— Begin Records provided —

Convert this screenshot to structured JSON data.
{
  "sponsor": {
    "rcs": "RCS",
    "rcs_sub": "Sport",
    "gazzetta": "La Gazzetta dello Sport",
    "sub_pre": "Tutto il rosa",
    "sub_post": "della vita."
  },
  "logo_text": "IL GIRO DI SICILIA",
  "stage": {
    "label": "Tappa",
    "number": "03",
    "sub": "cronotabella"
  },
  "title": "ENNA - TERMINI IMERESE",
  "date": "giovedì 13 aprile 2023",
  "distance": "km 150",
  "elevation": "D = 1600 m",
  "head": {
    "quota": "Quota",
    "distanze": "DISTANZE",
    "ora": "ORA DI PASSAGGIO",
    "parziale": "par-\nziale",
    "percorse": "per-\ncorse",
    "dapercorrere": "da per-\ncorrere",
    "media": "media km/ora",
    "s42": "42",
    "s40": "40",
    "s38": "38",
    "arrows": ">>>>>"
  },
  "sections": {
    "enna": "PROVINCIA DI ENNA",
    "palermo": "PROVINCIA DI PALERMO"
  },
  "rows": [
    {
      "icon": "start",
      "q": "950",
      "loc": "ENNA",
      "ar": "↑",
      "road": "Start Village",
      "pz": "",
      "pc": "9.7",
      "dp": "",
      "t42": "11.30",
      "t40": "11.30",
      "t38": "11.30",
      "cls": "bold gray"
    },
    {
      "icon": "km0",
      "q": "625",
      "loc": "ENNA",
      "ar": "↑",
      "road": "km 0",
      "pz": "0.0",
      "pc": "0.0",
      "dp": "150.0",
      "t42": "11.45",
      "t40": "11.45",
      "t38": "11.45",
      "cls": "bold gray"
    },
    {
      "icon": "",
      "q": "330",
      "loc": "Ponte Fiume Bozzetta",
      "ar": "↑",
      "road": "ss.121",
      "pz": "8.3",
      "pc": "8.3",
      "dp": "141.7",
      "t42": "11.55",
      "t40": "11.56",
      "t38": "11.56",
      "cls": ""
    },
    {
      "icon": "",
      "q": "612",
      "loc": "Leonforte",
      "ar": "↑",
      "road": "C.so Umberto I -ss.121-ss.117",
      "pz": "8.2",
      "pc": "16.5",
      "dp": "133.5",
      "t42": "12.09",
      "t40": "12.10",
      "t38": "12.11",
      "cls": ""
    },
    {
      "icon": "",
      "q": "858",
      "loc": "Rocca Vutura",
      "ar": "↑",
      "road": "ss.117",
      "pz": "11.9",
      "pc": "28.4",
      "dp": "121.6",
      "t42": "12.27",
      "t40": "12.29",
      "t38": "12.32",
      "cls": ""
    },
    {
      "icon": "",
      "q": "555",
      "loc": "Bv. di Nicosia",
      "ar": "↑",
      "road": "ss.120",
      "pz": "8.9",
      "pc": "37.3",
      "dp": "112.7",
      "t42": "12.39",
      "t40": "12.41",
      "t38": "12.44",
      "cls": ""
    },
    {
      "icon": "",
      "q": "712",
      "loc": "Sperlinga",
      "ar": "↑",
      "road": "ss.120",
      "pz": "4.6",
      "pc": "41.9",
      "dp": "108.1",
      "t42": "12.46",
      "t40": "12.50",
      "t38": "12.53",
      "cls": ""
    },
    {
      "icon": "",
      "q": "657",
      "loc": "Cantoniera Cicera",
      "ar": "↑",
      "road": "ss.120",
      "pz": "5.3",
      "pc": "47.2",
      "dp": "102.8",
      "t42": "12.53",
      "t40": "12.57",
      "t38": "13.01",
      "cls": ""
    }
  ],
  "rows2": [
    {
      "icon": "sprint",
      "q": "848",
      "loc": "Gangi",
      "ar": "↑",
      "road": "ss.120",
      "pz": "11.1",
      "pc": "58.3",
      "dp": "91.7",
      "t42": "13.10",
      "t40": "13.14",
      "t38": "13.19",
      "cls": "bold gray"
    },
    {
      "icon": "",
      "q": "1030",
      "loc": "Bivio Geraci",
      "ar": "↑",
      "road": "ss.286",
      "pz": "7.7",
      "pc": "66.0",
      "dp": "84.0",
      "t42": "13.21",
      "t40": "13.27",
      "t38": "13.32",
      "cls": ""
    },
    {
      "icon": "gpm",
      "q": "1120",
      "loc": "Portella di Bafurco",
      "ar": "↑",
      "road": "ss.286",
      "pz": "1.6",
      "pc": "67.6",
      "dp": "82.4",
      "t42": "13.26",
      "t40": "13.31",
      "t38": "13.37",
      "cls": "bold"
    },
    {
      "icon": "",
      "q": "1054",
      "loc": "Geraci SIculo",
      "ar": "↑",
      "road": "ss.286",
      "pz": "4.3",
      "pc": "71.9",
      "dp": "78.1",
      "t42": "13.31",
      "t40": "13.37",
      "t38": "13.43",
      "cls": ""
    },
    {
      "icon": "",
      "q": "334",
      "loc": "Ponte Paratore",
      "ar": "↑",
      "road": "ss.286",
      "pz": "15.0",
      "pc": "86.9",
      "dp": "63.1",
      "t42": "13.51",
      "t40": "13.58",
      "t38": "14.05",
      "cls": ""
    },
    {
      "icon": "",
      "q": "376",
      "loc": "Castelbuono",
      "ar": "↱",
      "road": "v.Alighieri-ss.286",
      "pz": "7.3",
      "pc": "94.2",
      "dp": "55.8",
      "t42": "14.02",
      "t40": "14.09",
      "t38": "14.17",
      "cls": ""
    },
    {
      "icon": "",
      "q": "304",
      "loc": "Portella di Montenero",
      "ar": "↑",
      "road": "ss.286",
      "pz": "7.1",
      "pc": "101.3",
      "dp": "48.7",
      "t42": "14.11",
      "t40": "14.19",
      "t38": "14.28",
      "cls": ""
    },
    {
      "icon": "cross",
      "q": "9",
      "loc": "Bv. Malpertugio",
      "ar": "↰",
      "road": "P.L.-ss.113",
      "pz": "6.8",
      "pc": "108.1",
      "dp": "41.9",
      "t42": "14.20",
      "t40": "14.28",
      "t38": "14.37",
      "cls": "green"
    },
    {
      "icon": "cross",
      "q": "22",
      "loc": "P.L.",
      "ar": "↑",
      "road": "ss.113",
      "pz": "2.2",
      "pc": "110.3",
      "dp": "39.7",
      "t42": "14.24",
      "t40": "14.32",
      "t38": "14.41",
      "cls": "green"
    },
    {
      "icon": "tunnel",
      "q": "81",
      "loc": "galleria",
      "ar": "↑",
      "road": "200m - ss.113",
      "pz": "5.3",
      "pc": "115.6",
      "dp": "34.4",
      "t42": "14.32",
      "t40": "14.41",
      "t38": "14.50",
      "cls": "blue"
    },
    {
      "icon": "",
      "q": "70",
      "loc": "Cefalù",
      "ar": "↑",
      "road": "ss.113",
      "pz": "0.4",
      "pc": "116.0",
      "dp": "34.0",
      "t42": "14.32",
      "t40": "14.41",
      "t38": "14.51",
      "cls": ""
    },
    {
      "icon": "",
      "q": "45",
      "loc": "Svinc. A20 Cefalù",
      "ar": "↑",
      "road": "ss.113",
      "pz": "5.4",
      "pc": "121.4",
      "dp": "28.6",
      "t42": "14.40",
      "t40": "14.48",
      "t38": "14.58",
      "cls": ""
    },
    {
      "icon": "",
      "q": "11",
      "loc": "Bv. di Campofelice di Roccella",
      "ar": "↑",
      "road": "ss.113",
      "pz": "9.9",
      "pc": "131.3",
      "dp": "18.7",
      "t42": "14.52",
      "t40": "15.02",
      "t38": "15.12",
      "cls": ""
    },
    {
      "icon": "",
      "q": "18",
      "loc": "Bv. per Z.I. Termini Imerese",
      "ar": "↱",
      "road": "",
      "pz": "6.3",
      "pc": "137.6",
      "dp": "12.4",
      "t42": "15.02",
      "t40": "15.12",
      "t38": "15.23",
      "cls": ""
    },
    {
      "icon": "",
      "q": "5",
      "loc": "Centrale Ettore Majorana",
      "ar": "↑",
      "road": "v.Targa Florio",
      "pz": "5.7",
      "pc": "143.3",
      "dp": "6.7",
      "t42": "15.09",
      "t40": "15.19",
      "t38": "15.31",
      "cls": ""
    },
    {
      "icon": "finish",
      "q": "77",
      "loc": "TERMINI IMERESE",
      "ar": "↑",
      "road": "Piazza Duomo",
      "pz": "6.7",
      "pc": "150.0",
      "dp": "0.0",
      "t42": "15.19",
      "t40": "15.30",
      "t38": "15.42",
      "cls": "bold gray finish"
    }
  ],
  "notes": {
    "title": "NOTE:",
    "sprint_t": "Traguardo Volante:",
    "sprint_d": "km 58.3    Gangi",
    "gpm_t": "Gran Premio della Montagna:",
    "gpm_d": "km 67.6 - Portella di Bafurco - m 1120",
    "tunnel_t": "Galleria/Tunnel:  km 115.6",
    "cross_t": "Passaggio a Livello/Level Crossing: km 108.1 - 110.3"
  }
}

— End Records provided —

__Directions__.
Gather all lines of the records that include the word "title".

__Task response__.
  "title": "ENNA - TERMINI IMERESE",
    "title": "NOTE:",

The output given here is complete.